:: Given request ::
The data below should be restated word for word, with every picture omitted.

:: Task inputs ::
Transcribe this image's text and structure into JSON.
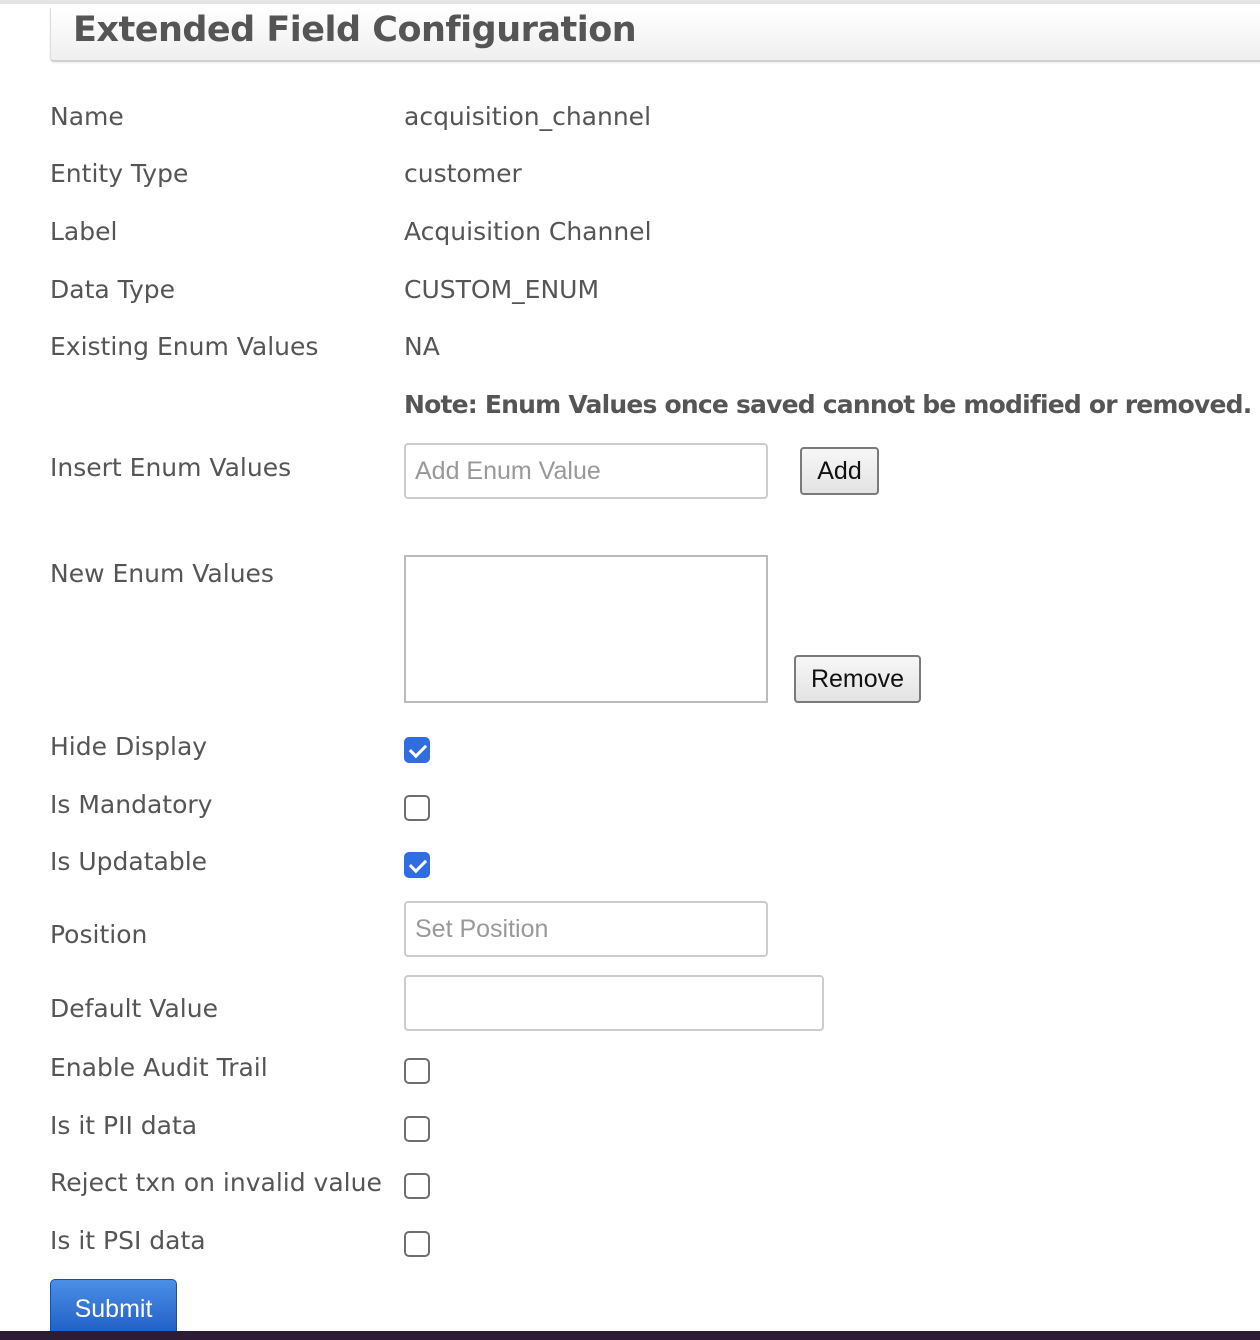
{
  "header": {
    "title": "Extended Field Configuration"
  },
  "fields": {
    "name": {
      "label": "Name",
      "value": "acquisition_channel"
    },
    "entity_type": {
      "label": "Entity Type",
      "value": "customer"
    },
    "label": {
      "label": "Label",
      "value": "Acquisition Channel"
    },
    "data_type": {
      "label": "Data Type",
      "value": "CUSTOM_ENUM"
    },
    "existing_enum_values": {
      "label": "Existing Enum Values",
      "value": "NA"
    }
  },
  "note": "Note: Enum Values once saved cannot be modified or removed.",
  "insert_enum": {
    "label": "Insert Enum Values",
    "placeholder": "Add Enum Value",
    "value": "",
    "add_label": "Add"
  },
  "new_enum": {
    "label": "New Enum Values",
    "items": [],
    "remove_label": "Remove"
  },
  "checkboxes": {
    "hide_display": {
      "label": "Hide Display",
      "checked": true
    },
    "is_mandatory": {
      "label": "Is Mandatory",
      "checked": false
    },
    "is_updatable": {
      "label": "Is Updatable",
      "checked": true
    },
    "enable_audit_trail": {
      "label": "Enable Audit Trail",
      "checked": false
    },
    "is_pii": {
      "label": "Is it PII data",
      "checked": false
    },
    "reject_txn": {
      "label": "Reject txn on invalid value",
      "checked": false
    },
    "is_psi": {
      "label": "Is it PSI data",
      "checked": false
    }
  },
  "position": {
    "label": "Position",
    "placeholder": "Set Position",
    "value": ""
  },
  "default_value": {
    "label": "Default Value",
    "value": ""
  },
  "submit_label": "Submit",
  "colors": {
    "primary": "#2f6de1",
    "text": "#555555",
    "submit": "#1e5cc5"
  }
}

:: Response to this exercise ::
Transcribe this image's text and structure into JSON.
{
  "header": {
    "title": "Extended Field Configuration"
  },
  "fields": {
    "name": {
      "label": "Name",
      "value": "acquisition_channel"
    },
    "entity_type": {
      "label": "Entity Type",
      "value": "customer"
    },
    "label": {
      "label": "Label",
      "value": "Acquisition Channel"
    },
    "data_type": {
      "label": "Data Type",
      "value": "CUSTOM_ENUM"
    },
    "existing_enum_values": {
      "label": "Existing Enum Values",
      "value": "NA"
    }
  },
  "note": "Note: Enum Values once saved cannot be modified or removed.",
  "insert_enum": {
    "label": "Insert Enum Values",
    "placeholder": "Add Enum Value",
    "value": "",
    "add_label": "Add"
  },
  "new_enum": {
    "label": "New Enum Values",
    "items": [],
    "remove_label": "Remove"
  },
  "checkboxes": {
    "hide_display": {
      "label": "Hide Display",
      "checked": true
    },
    "is_mandatory": {
      "label": "Is Mandatory",
      "checked": false
    },
    "is_updatable": {
      "label": "Is Updatable",
      "checked": true
    },
    "enable_audit_trail": {
      "label": "Enable Audit Trail",
      "checked": false
    },
    "is_pii": {
      "label": "Is it PII data",
      "checked": false
    },
    "reject_txn": {
      "label": "Reject txn on invalid value",
      "checked": false
    },
    "is_psi": {
      "label": "Is it PSI data",
      "checked": false
    }
  },
  "position": {
    "label": "Position",
    "placeholder": "Set Position",
    "value": ""
  },
  "default_value": {
    "label": "Default Value",
    "value": ""
  },
  "submit_label": "Submit",
  "colors": {
    "primary": "#2f6de1",
    "text": "#555555",
    "submit": "#1e5cc5"
  }
}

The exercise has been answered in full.